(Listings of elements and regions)
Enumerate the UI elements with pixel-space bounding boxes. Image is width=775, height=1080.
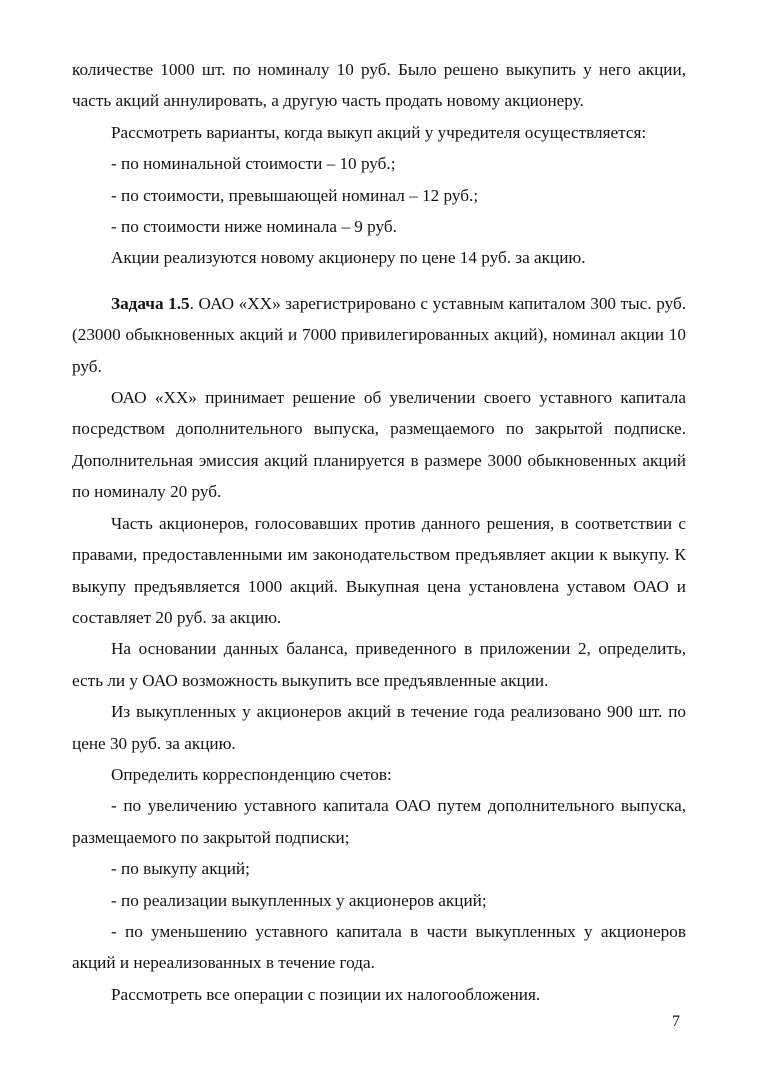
paragraph-balance: На основании данных баланса, приведенного в приложении 2, определить, есть ли у ОАО возможность выкупить все предъявленные акции.: [72, 639, 686, 690]
list-item-nominal: - по номинальной стоимости – 10 руб.;: [111, 154, 396, 174]
list-item-buyback: - по выкупу акций;: [111, 859, 250, 879]
list-item-capital-decrease: - по уменьшению уставного капитала в части выкупленных у акционеров акций и нереализованных в течение года.: [72, 921, 686, 973]
paragraph-sale-price: Акции реализуются новому акционеру по цене 14 руб. за акцию.: [111, 248, 586, 268]
task-heading-paragraph: [72, 288, 686, 382]
list-item-capital-increase: - по увеличению уставного капитала ОАО путем дополнительного выпуска, размещаемого по закрытой подписки;: [72, 796, 686, 847]
paragraph-taxation: Рассмотреть все операции с позиции их налогообложения.: [111, 984, 541, 1004]
paragraph-accounts-intro: Определить корреспонденцию счетов:: [111, 764, 392, 784]
list-item-resale: - по реализации выкупленных у акционеров акций;: [111, 890, 487, 910]
paragraph-shareholders: Часть акционеров, голосовавших против данного решения, в соответствии с правами, предоставленными им законодательством предъявляет акции к выкупу. К выкупу предъявляется 1000 акций. Выкупная цена установлена уставом ОАО и составляет 20 руб. за акцию.: [72, 513, 686, 627]
paragraph-continuation: количестве 1000 шт. по номиналу 10 руб. Было решено выкупить у него акции, часть акций аннулировать, а другую часть продать новому акционеру.: [72, 60, 686, 111]
list-item-below-nominal: - по стоимости ниже номинала – 9 руб.: [111, 217, 397, 237]
task-label: Задача 1.5: [111, 293, 190, 313]
task-text: . ОАО «ХХ» зарегистрировано с уставным капиталом 300 тыс. руб. (23000 обыкновенных акций и 7000 привилегированных акций), номинал акции 10 руб.: [72, 293, 686, 376]
paragraph-decision: ОАО «ХХ» принимает решение об увеличении своего уставного капитала посредством дополнительного выпуска, размещаемого по закрытой подписке. Дополнительная эмиссия акций планируется в размере 3000 обыкновенных акций по номиналу 20 руб.: [72, 388, 686, 502]
paragraph-variants-intro: Рассмотреть варианты, когда выкуп акций у учредителя осуществляется:: [111, 122, 647, 142]
paragraph-sold-shares: Из выкупленных у акционеров акций в течение года реализовано 900 шт. по цене 30 руб. за акцию.: [72, 702, 686, 753]
list-item-above-nominal: - по стоимости, превышающей номинал – 12 руб.;: [111, 185, 479, 205]
page-number: 7: [672, 1013, 680, 1030]
page-body: [72, 54, 686, 1010]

_What you should do_
Reproduce all of the lines above character for character, omitting the picture from your answer.

_Solution to the exercise_
Enumerate the UI elements with pixel-space bounding boxes. Image is width=775, height=1080.
paragraph-balance: На основании данных баланса, приведенного в приложении 2, определить, есть ли у ОАО возможность выкупить все предъявленные акции.: [72, 639, 686, 690]
list-item-nominal: - по номинальной стоимости – 10 руб.;: [111, 154, 396, 174]
list-item-buyback: - по выкупу акций;: [111, 859, 250, 879]
list-item-capital-decrease: - по уменьшению уставного капитала в части выкупленных у акционеров акций и нереализованных в течение года.: [72, 921, 686, 973]
paragraph-sale-price: Акции реализуются новому акционеру по цене 14 руб. за акцию.: [111, 248, 586, 268]
task-heading-paragraph: [72, 288, 686, 382]
list-item-capital-increase: - по увеличению уставного капитала ОАО путем дополнительного выпуска, размещаемого по закрытой подписки;: [72, 796, 686, 847]
paragraph-taxation: Рассмотреть все операции с позиции их налогообложения.: [111, 984, 541, 1004]
paragraph-accounts-intro: Определить корреспонденцию счетов:: [111, 764, 392, 784]
list-item-resale: - по реализации выкупленных у акционеров акций;: [111, 890, 487, 910]
paragraph-shareholders: Часть акционеров, голосовавших против данного решения, в соответствии с правами, предоставленными им законодательством предъявляет акции к выкупу. К выкупу предъявляется 1000 акций. Выкупная цена установлена уставом ОАО и составляет 20 руб. за акцию.: [72, 513, 686, 627]
paragraph-continuation: количестве 1000 шт. по номиналу 10 руб. Было решено выкупить у него акции, часть акций аннулировать, а другую часть продать новому акционеру.: [72, 60, 686, 111]
list-item-below-nominal: - по стоимости ниже номинала – 9 руб.: [111, 217, 397, 237]
task-label: Задача 1.5: [111, 293, 190, 313]
task-text: . ОАО «ХХ» зарегистрировано с уставным капиталом 300 тыс. руб. (23000 обыкновенных акций и 7000 привилегированных акций), номинал акции 10 руб.: [72, 293, 686, 376]
paragraph-decision: ОАО «ХХ» принимает решение об увеличении своего уставного капитала посредством дополнительного выпуска, размещаемого по закрытой подписке. Дополнительная эмиссия акций планируется в размере 3000 обыкновенных акций по номиналу 20 руб.: [72, 388, 686, 502]
paragraph-variants-intro: Рассмотреть варианты, когда выкуп акций у учредителя осуществляется:: [111, 122, 647, 142]
paragraph-sold-shares: Из выкупленных у акционеров акций в течение года реализовано 900 шт. по цене 30 руб. за акцию.: [72, 702, 686, 753]
list-item-above-nominal: - по стоимости, превышающей номинал – 12 руб.;: [111, 185, 479, 205]
page-number: 7: [672, 1013, 680, 1030]
page-body: [72, 54, 686, 1010]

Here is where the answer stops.